● GIVEN PROBLEM
Copy each line below exactly and leave the pictures out.

++++++++++

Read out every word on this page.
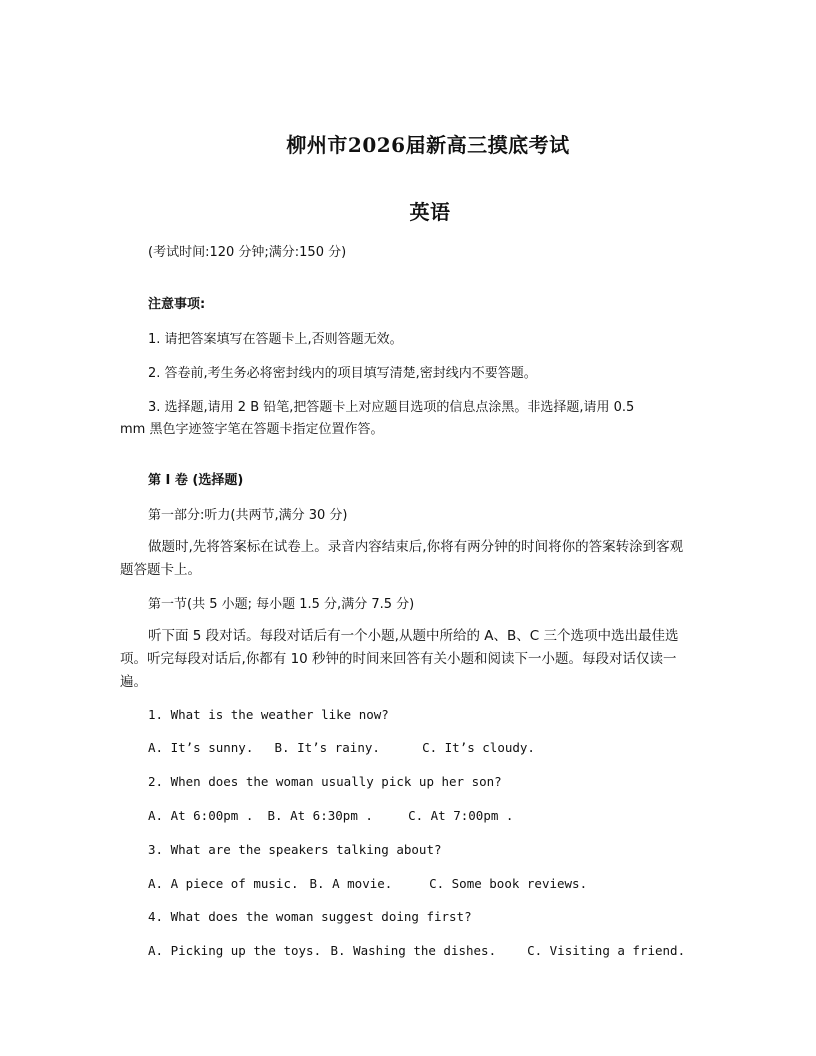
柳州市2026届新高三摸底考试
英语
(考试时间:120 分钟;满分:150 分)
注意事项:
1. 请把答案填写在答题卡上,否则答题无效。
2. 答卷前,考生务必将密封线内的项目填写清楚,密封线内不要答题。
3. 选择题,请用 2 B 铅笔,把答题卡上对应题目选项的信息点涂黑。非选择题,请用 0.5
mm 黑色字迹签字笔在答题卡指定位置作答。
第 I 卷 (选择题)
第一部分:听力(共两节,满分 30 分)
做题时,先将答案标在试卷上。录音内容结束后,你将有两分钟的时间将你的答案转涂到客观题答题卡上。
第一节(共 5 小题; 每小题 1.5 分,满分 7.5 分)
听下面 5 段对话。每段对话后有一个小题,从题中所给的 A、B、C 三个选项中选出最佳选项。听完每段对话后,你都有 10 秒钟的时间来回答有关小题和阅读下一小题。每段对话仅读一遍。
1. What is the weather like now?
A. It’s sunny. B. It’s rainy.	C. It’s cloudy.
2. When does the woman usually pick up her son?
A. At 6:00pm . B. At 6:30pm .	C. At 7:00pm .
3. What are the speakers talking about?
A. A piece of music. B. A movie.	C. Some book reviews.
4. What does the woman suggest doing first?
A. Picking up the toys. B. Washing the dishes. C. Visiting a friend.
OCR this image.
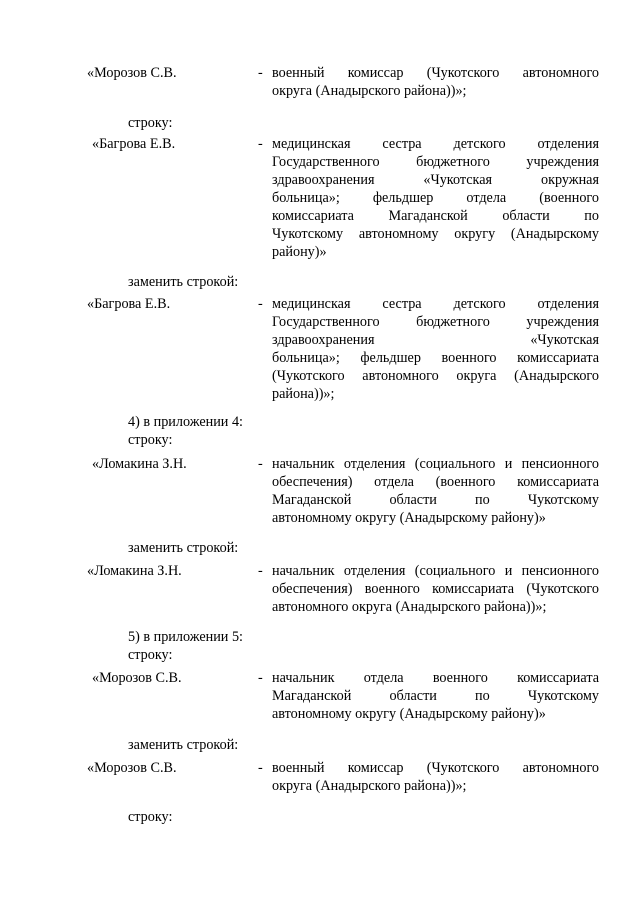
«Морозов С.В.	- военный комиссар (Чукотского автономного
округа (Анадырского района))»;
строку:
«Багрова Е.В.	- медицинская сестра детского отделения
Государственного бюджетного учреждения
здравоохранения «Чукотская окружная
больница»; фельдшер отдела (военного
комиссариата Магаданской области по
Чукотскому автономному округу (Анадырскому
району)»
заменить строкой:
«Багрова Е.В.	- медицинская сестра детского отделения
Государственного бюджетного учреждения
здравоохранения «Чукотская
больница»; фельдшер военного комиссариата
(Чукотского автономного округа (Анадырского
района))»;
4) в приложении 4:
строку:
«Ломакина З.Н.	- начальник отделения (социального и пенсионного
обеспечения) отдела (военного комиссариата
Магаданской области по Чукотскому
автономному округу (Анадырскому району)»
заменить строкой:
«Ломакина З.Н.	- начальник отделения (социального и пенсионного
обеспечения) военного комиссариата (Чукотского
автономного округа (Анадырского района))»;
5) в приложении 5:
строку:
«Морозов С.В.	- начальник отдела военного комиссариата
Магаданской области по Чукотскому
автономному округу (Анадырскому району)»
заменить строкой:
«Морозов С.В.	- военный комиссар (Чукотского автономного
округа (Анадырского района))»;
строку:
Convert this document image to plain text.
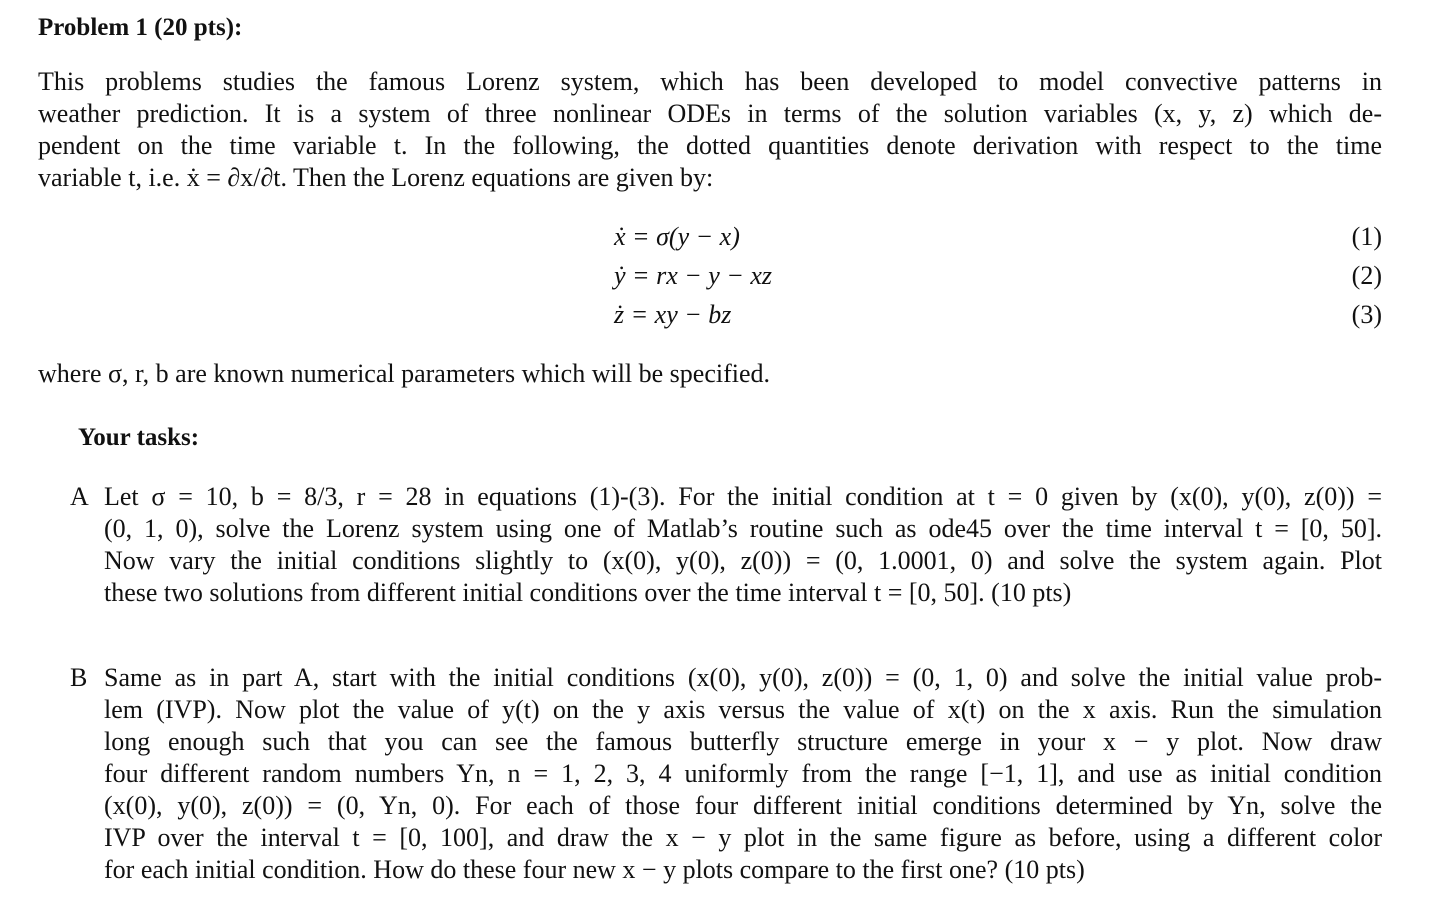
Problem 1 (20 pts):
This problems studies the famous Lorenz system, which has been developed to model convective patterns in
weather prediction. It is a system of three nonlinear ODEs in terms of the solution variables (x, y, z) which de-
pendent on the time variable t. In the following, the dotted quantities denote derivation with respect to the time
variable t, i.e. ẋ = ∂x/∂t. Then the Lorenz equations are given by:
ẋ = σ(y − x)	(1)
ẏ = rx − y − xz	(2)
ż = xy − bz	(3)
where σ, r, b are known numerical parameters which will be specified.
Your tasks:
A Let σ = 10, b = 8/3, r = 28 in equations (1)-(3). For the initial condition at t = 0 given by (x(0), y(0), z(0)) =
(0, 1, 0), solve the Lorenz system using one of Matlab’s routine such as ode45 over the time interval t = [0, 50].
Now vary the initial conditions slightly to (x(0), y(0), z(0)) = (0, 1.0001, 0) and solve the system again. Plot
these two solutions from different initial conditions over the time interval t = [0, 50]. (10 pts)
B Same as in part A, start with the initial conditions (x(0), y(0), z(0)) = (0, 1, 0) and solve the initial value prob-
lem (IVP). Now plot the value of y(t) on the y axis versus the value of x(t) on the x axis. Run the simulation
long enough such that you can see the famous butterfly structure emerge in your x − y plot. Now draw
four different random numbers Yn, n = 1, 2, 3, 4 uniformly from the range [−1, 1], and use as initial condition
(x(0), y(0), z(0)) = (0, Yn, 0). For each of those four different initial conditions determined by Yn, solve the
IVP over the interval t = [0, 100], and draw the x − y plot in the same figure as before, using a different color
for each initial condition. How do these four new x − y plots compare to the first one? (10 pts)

++++++++++

● ANSWER FOR THE TASK
Read out every word on this page.
柳州市2026届新高三摸底考试
英语
(考试时间:120 分钟;满分:150 分)
注意事项:
1. 请把答案填写在答题卡上,否则答题无效。
2. 答卷前,考生务必将密封线内的项目填写清楚,密封线内不要答题。
3. 选择题,请用 2 B 铅笔,把答题卡上对应题目选项的信息点涂黑。非选择题,请用 0.5
mm 黑色字迹签字笔在答题卡指定位置作答。
第 I 卷 (选择题)
第一部分:听力(共两节,满分 30 分)
做题时,先将答案标在试卷上。录音内容结束后,你将有两分钟的时间将你的答案转涂到客观题答题卡上。
第一节(共 5 小题; 每小题 1.5 分,满分 7.5 分)
听下面 5 段对话。每段对话后有一个小题,从题中所给的 A、B、C 三个选项中选出最佳选项。听完每段对话后,你都有 10 秒钟的时间来回答有关小题和阅读下一小题。每段对话仅读一遍。
1. What is the weather like now?
A. It’s sunny. B. It’s rainy.	C. It’s cloudy.
2. When does the woman usually pick up her son?
A. At 6:00pm . B. At 6:30pm .	C. At 7:00pm .
3. What are the speakers talking about?
A. A piece of music. B. A movie.	C. Some book reviews.
4. What does the woman suggest doing first?
A. Picking up the toys. B. Washing the dishes. C. Visiting a friend.
OCR this image.
«Морозов С.В.	- военный комиссар (Чукотского автономного
округа (Анадырского района))»;
строку:
«Багрова Е.В.	- медицинская сестра детского отделения
Государственного бюджетного учреждения
здравоохранения «Чукотская окружная
больница»; фельдшер отдела (военного
комиссариата Магаданской области по
Чукотскому автономному округу (Анадырскому
району)»
заменить строкой:
«Багрова Е.В.	- медицинская сестра детского отделения
Государственного бюджетного учреждения
здравоохранения «Чукотская
больница»; фельдшер военного комиссариата
(Чукотского автономного округа (Анадырского
района))»;
4) в приложении 4:
строку:
«Ломакина З.Н.	- начальник отделения (социального и пенсионного
обеспечения) отдела (военного комиссариата
Магаданской области по Чукотскому
автономному округу (Анадырскому району)»
заменить строкой:
«Ломакина З.Н.	- начальник отделения (социального и пенсионного
обеспечения) военного комиссариата (Чукотского
автономного округа (Анадырского района))»;
5) в приложении 5:
строку:
«Морозов С.В.	- начальник отдела военного комиссариата
Магаданской области по Чукотскому
автономному округу (Анадырскому району)»
заменить строкой:
«Морозов С.В.	- военный комиссар (Чукотского автономного
округа (Анадырского района))»;
строку:
Convert this document image to plain text.
Problem 1 (20 pts):
This problems studies the famous Lorenz system, which has been developed to model convective patterns in
weather prediction. It is a system of three nonlinear ODEs in terms of the solution variables (x, y, z) which de-
pendent on the time variable t. In the following, the dotted quantities denote derivation with respect to the time
variable t, i.e. ẋ = ∂x/∂t. Then the Lorenz equations are given by:
ẋ = σ(y − x)	(1)
ẏ = rx − y − xz	(2)
ż = xy − bz	(3)
where σ, r, b are known numerical parameters which will be specified.
Your tasks:
A Let σ = 10, b = 8/3, r = 28 in equations (1)-(3). For the initial condition at t = 0 given by (x(0), y(0), z(0)) =
(0, 1, 0), solve the Lorenz system using one of Matlab’s routine such as ode45 over the time interval t = [0, 50].
Now vary the initial conditions slightly to (x(0), y(0), z(0)) = (0, 1.0001, 0) and solve the system again. Plot
these two solutions from different initial conditions over the time interval t = [0, 50]. (10 pts)
B Same as in part A, start with the initial conditions (x(0), y(0), z(0)) = (0, 1, 0) and solve the initial value prob-
lem (IVP). Now plot the value of y(t) on the y axis versus the value of x(t) on the x axis. Run the simulation
long enough such that you can see the famous butterfly structure emerge in your x − y plot. Now draw
four different random numbers Yn, n = 1, 2, 3, 4 uniformly from the range [−1, 1], and use as initial condition
(x(0), y(0), z(0)) = (0, Yn, 0). For each of those four different initial conditions determined by Yn, solve the
IVP over the interval t = [0, 100], and draw the x − y plot in the same figure as before, using a different color
for each initial condition. How do these four new x − y plots compare to the first one? (10 pts)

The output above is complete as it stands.